### Task goal
Show all lines of the listing that hold the word "Удалить".

++++ Material to process

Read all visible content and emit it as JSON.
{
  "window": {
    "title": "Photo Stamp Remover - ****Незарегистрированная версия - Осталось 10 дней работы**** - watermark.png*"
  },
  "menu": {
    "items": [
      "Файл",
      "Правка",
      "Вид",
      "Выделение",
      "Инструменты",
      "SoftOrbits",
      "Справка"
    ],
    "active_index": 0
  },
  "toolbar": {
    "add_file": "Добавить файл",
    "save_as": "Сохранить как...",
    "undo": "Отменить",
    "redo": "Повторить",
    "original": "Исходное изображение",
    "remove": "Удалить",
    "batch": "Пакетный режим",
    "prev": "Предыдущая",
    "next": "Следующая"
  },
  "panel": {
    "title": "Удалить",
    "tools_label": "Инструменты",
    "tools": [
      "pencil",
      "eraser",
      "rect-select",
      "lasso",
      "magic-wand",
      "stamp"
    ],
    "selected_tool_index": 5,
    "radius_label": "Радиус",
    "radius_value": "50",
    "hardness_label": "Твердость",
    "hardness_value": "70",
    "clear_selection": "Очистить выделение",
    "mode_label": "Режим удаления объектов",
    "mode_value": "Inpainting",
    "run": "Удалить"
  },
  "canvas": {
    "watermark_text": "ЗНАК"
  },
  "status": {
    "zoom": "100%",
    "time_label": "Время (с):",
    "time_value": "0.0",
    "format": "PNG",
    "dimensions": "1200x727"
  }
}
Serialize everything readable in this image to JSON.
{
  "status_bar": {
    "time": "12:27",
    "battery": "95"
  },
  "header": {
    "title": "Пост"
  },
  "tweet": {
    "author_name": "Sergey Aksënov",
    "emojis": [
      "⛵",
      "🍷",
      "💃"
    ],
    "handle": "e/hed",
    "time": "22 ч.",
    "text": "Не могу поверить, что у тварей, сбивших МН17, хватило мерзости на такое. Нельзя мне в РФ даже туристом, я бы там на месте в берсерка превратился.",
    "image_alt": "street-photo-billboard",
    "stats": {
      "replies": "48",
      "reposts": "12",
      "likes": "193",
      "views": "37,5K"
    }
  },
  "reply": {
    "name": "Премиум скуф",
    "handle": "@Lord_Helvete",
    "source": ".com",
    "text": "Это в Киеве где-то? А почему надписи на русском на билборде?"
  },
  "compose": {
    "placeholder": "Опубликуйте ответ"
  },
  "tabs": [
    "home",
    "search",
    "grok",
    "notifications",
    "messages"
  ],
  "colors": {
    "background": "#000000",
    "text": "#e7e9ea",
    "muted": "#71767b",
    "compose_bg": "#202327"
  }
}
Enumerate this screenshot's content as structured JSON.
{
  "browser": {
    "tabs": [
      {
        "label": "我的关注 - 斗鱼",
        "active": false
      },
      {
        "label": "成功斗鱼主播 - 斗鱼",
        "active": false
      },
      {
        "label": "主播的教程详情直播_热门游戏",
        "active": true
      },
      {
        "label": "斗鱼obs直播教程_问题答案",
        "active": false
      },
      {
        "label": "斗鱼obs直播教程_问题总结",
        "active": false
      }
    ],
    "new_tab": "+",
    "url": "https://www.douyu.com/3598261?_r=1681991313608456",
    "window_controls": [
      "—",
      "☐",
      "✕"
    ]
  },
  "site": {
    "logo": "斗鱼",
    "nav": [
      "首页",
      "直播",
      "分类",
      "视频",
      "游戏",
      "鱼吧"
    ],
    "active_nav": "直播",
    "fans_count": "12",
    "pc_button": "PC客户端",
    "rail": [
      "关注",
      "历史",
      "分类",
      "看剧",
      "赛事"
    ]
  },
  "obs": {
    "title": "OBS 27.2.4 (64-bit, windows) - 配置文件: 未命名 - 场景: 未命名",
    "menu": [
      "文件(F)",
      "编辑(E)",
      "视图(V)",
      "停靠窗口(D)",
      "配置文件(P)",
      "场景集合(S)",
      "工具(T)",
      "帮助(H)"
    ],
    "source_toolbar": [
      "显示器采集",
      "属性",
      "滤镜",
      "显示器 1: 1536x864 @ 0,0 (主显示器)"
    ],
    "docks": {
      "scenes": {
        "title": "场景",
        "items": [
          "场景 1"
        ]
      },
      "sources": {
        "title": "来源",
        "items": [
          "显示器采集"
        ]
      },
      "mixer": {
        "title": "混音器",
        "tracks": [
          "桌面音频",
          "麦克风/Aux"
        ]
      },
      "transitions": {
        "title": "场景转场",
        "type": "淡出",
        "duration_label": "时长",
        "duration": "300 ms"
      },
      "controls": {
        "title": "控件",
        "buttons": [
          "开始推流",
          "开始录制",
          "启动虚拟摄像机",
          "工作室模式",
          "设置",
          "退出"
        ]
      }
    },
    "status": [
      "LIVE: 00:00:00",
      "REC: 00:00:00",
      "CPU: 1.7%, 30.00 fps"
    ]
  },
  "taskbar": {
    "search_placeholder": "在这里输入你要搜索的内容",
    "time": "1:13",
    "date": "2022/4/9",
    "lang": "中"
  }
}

++++++++

### Full output
    "remove": "Удалить",
    "title": "Удалить",
    "run": "Удалить"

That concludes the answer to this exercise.